• Kino
  • Mapa
  • Ogłoszenia
  • Forum
  • Komunikacja
  • Raport

I ty możesz pomóc bitym dzieciom

Bożena Aksamit, Jowita Kiwnik
10 lutego 2008 (artykuł sprzed 16 lat) 
aktualizacja: godz. 22:42 (10 lutego 2008)
Organizatorzy akcji przekonują, że aby pomóc dziecku wystarczy po prostu podnieść słuchawkę i zadzwonić. Organizatorzy akcji przekonują, że aby pomóc dziecku wystarczy po prostu podnieść słuchawkę i zadzwonić.

Plakaty namawiające sopocian do składania donosów obywatelskich zawisną wkrótce w mieście. Rusza akcja społeczna, której celem jest niesienie pomocy bitym, wyszydzanym i zaniedbanym dzieciom.



Lawinowo rośnie liczba zarejestrowanych aktów przemocy wobec dzieci. Dziesięć lat temu rodzice skrzywdzili 38 tys. dzieci, rok temu zgłoszono na policję prawie 60 tys. takich przypadków.

◆ Zapisane dane
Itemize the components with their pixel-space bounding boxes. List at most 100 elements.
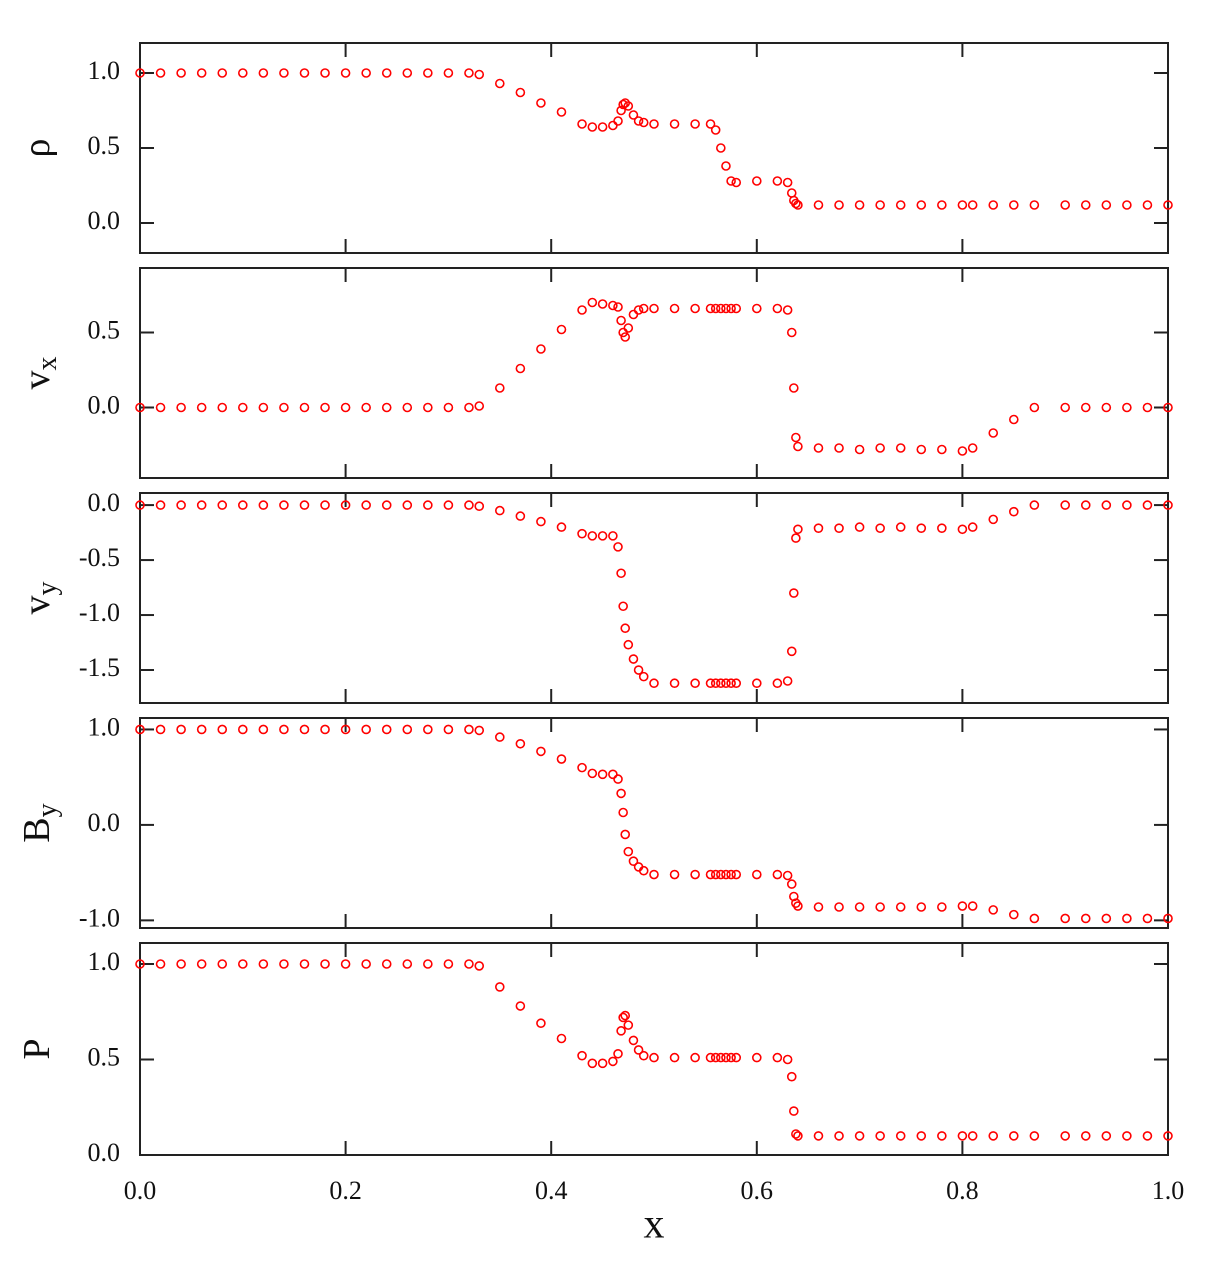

◆ Szczegóły zadania
Kontynuuj artykuł o sopockiej akcji pomocy bitym dzieciom, zaczynając po jego ostatnim zdaniu.

◆ Wynik
- Skutków przemocy, tej fizycznej, jak i emocjonalnej nie sposób lekceważyć - mówi Małgorzata Pobłocka, pełnomocnik prezydenta Sopotu ds. uzależnień. - Z maltretowanych dzieci wyrastają nieszczęśliwi, cierpiący ludzie. Ale nie ma co oskarżać rodziców, trzeba im pomóc. I temu ma służyć kampania "Szczęśliwe dzieciństwo. Udane życie", która startuje w marcu. Będziemy nakłaniać do składania donosów obywatelskich. Namawiamy wszystkich świadków krzywdzenia: sąsiadów, dziadków, ciocie i kuzynów. Dzieci nie potrafią się bronić same.

Kiedy mógłbyś/mogłabyś uderzyć dziecko?


Plakaty będą zachęcać sopocian, aby dzwonili na policję. Interweniować należy, gdy dziecko jest bite, głodne, brudne, spędza całe dnie spoza domem bez kontroli. Wszystkie sygnały od mieszkańców będą przekazywane grupie składającej się z psychologów, pedagogów i pracowników socjalnych.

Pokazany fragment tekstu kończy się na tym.